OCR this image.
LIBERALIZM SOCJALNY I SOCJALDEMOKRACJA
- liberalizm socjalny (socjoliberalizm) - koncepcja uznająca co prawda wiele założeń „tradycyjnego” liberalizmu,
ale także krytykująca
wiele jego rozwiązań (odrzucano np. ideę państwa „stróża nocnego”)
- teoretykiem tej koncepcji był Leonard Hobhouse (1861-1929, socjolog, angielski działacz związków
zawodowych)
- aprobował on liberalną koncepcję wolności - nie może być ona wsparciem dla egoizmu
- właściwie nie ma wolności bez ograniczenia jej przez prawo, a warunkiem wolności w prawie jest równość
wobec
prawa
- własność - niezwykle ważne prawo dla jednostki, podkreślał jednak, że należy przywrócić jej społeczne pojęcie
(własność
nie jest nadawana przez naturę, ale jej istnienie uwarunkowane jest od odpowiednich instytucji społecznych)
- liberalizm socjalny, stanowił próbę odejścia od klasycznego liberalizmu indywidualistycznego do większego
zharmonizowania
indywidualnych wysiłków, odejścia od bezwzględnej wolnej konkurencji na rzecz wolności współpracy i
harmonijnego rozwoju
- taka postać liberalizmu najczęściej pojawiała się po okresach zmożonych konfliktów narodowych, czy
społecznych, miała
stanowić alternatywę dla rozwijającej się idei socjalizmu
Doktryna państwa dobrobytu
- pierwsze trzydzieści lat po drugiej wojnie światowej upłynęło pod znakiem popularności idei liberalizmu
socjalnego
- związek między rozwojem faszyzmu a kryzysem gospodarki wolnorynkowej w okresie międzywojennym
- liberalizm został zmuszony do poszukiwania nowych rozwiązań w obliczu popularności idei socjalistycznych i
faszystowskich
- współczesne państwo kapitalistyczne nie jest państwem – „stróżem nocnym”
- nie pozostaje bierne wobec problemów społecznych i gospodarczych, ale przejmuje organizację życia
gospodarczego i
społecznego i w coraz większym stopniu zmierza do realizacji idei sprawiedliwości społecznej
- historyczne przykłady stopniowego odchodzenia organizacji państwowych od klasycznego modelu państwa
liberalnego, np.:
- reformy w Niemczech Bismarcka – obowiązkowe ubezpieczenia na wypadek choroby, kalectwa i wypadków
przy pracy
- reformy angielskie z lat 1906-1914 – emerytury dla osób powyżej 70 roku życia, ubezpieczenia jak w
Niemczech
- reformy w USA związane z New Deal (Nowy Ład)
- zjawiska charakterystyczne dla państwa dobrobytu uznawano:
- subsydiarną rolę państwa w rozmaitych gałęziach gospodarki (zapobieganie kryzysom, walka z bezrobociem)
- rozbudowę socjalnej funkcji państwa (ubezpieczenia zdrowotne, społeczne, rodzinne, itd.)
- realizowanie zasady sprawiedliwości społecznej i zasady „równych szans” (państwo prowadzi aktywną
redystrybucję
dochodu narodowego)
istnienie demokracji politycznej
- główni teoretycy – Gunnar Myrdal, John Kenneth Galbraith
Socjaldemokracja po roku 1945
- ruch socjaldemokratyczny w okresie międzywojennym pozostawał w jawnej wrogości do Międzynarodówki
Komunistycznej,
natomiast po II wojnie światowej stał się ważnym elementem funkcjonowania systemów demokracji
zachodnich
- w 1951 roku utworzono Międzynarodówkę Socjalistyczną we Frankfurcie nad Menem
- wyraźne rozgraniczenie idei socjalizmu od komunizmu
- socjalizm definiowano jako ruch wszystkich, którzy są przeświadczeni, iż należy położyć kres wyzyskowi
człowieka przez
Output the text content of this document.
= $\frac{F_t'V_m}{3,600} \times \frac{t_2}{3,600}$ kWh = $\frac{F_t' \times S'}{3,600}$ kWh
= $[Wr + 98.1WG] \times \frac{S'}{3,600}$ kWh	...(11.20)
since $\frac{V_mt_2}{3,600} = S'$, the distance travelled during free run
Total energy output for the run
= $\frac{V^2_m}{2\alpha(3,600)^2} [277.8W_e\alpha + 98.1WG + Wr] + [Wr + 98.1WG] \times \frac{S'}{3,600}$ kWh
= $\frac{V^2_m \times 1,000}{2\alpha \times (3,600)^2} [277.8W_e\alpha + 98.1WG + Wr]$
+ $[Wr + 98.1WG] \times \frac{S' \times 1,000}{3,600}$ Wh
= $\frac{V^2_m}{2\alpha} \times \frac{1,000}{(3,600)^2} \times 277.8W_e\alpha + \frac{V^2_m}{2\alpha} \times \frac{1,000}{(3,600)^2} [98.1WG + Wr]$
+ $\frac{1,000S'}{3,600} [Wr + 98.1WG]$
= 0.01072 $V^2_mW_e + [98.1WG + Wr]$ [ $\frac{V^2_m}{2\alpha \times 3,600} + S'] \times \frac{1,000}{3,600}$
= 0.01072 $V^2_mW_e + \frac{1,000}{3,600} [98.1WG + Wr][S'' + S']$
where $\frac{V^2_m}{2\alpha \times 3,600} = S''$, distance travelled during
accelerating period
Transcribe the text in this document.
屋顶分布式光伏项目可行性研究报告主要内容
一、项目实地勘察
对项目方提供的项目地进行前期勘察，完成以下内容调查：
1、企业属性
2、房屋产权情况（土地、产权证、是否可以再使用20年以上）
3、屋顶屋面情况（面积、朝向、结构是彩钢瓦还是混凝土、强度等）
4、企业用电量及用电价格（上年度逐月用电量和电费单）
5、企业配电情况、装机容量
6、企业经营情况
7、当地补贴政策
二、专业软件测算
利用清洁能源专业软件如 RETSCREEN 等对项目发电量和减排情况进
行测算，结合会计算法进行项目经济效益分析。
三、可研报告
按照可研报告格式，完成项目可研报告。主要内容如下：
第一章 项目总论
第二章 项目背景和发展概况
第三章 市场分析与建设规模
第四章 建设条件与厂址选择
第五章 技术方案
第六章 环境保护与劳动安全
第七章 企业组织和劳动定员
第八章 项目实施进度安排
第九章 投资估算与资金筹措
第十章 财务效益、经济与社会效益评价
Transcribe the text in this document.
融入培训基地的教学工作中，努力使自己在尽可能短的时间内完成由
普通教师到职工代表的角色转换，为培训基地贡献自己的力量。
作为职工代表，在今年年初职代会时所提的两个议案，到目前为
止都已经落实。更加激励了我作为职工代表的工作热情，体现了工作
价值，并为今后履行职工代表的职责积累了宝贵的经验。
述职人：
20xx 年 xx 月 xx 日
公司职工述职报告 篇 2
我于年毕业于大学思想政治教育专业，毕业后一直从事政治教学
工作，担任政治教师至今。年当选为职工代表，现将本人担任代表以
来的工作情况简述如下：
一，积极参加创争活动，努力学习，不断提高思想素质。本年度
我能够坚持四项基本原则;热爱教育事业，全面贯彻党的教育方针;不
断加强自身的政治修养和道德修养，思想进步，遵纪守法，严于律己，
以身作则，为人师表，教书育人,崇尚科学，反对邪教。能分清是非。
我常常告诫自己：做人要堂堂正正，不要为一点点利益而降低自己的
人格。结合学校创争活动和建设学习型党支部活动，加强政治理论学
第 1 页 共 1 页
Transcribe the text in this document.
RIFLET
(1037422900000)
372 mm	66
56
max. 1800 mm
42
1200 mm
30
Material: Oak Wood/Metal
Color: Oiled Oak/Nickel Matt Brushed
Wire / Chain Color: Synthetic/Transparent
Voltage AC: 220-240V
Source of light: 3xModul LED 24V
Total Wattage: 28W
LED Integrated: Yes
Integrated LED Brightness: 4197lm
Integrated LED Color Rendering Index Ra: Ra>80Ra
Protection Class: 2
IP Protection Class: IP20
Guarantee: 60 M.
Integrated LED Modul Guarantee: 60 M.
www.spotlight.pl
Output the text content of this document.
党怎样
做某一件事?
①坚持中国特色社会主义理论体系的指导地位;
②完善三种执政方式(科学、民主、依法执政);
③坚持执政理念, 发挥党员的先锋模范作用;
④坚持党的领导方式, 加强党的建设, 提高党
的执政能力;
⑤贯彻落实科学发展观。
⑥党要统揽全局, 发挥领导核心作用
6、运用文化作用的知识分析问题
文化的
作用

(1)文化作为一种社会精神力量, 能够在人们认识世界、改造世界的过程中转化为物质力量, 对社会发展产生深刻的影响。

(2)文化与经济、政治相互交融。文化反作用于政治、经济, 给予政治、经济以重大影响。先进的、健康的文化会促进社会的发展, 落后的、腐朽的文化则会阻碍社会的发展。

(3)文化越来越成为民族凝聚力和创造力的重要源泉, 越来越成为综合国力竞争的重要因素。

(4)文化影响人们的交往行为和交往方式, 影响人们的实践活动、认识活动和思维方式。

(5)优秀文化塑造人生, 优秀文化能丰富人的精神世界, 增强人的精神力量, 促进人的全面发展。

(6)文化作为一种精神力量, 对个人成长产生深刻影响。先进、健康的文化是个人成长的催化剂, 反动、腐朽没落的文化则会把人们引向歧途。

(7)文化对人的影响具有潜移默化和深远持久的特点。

» **WHAT IS REQUIRED**:
Provide only the number of lines in the records containing the string "socjalizmu".

» **RESULT OF THE TASK**:
2